* GIVEN PROBLEM *
Repeat the records below exactly, leaving out any pictures.

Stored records
____________

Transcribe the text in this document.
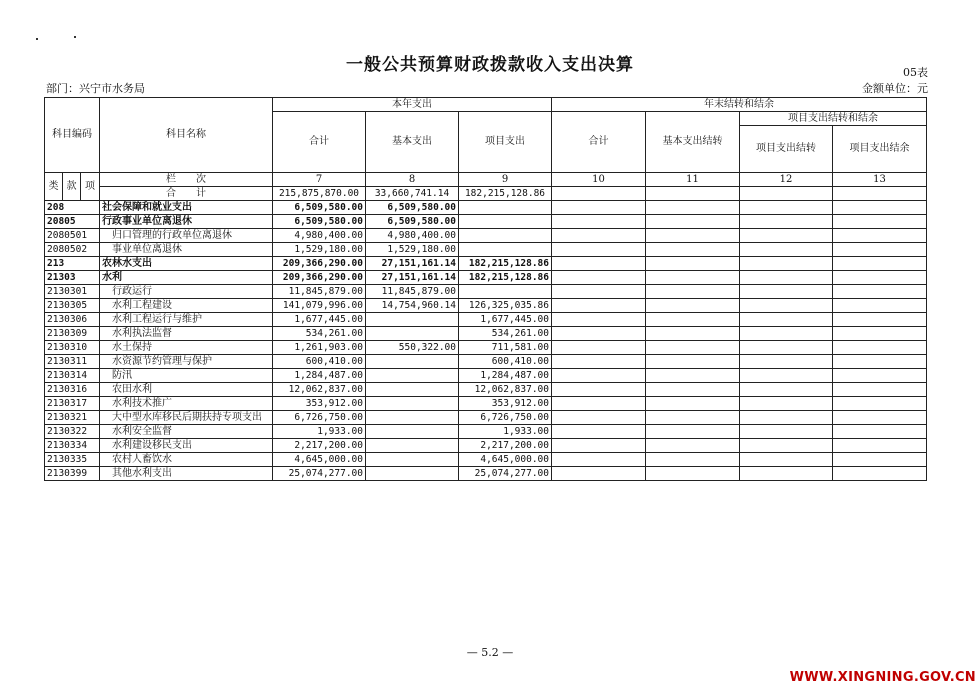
一般公共预算财政拨款收入支出决算	05表
部门：兴宁市水务局	金额单位：元
科目编码			科目名称	本年支出			年末结转和结余			
				合计	基本支出	项目支出	合计	基本支出结转	项目支出结转和结余	
									项目支出结转	项目支出结余
类	款	项	栏　　次	7	8	9	10	11	12	13
			合　　计	215,875,870.00	33,660,741.14	182,215,128.86				
208			社会保障和就业支出	6,509,580.00	6,509,580.00					
20805			行政事业单位离退休	6,509,580.00	6,509,580.00					
2080501			归口管理的行政单位离退休	4,980,400.00	4,980,400.00					
2080502			事业单位离退休	1,529,180.00	1,529,180.00					
213			农林水支出	209,366,290.00	27,151,161.14	182,215,128.86				
21303			水利	209,366,290.00	27,151,161.14	182,215,128.86				
2130301			行政运行	11,845,879.00	11,845,879.00					
2130305			水利工程建设	141,079,996.00	14,754,960.14	126,325,035.86				
2130306			水利工程运行与维护	1,677,445.00		1,677,445.00				
2130309			水利执法监督	534,261.00		534,261.00				
2130310			水土保持	1,261,903.00	550,322.00	711,581.00				
2130311			水资源节约管理与保护	600,410.00		600,410.00				
2130314			防汛	1,284,487.00		1,284,487.00				
2130316			农田水利	12,062,837.00		12,062,837.00				
2130317			水利技术推广	353,912.00		353,912.00				
2130321			大中型水库移民后期扶持专项支出	6,726,750.00		6,726,750.00				
2130322			水利安全监督	1,933.00		1,933.00				
2130334			水利建设移民支出	2,217,200.00		2,217,200.00				
2130335			农村人畜饮水	4,645,000.00		4,645,000.00				
2130399			其他水利支出	25,074,277.00		25,074,277.00				
— 5.2 —
WWW.XINGNING.GOV.CN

____________

* COMPLETE OUTPUT *
Transcribe the text in this document.
一般公共预算财政拨款收入支出决算	05表
部门：兴宁市水务局	金额单位：元
科目编码			科目名称	本年支出			年末结转和结余			
				合计	基本支出	项目支出	合计	基本支出结转	项目支出结转和结余	
									项目支出结转	项目支出结余
类	款	项	栏　　次	7	8	9	10	11	12	13
			合　　计	215,875,870.00	33,660,741.14	182,215,128.86				
208			社会保障和就业支出	6,509,580.00	6,509,580.00					
20805			行政事业单位离退休	6,509,580.00	6,509,580.00					
2080501			归口管理的行政单位离退休	4,980,400.00	4,980,400.00					
2080502			事业单位离退休	1,529,180.00	1,529,180.00					
213			农林水支出	209,366,290.00	27,151,161.14	182,215,128.86				
21303			水利	209,366,290.00	27,151,161.14	182,215,128.86				
2130301			行政运行	11,845,879.00	11,845,879.00					
2130305			水利工程建设	141,079,996.00	14,754,960.14	126,325,035.86				
2130306			水利工程运行与维护	1,677,445.00		1,677,445.00				
2130309			水利执法监督	534,261.00		534,261.00				
2130310			水土保持	1,261,903.00	550,322.00	711,581.00				
2130311			水资源节约管理与保护	600,410.00		600,410.00				
2130314			防汛	1,284,487.00		1,284,487.00				
2130316			农田水利	12,062,837.00		12,062,837.00				
2130317			水利技术推广	353,912.00		353,912.00				
2130321			大中型水库移民后期扶持专项支出	6,726,750.00		6,726,750.00				
2130322			水利安全监督	1,933.00		1,933.00				
2130334			水利建设移民支出	2,217,200.00		2,217,200.00				
2130335			农村人畜饮水	4,645,000.00		4,645,000.00				
2130399			其他水利支出	25,074,277.00		25,074,277.00				
— 5.2 —
WWW.XINGNING.GOV.CN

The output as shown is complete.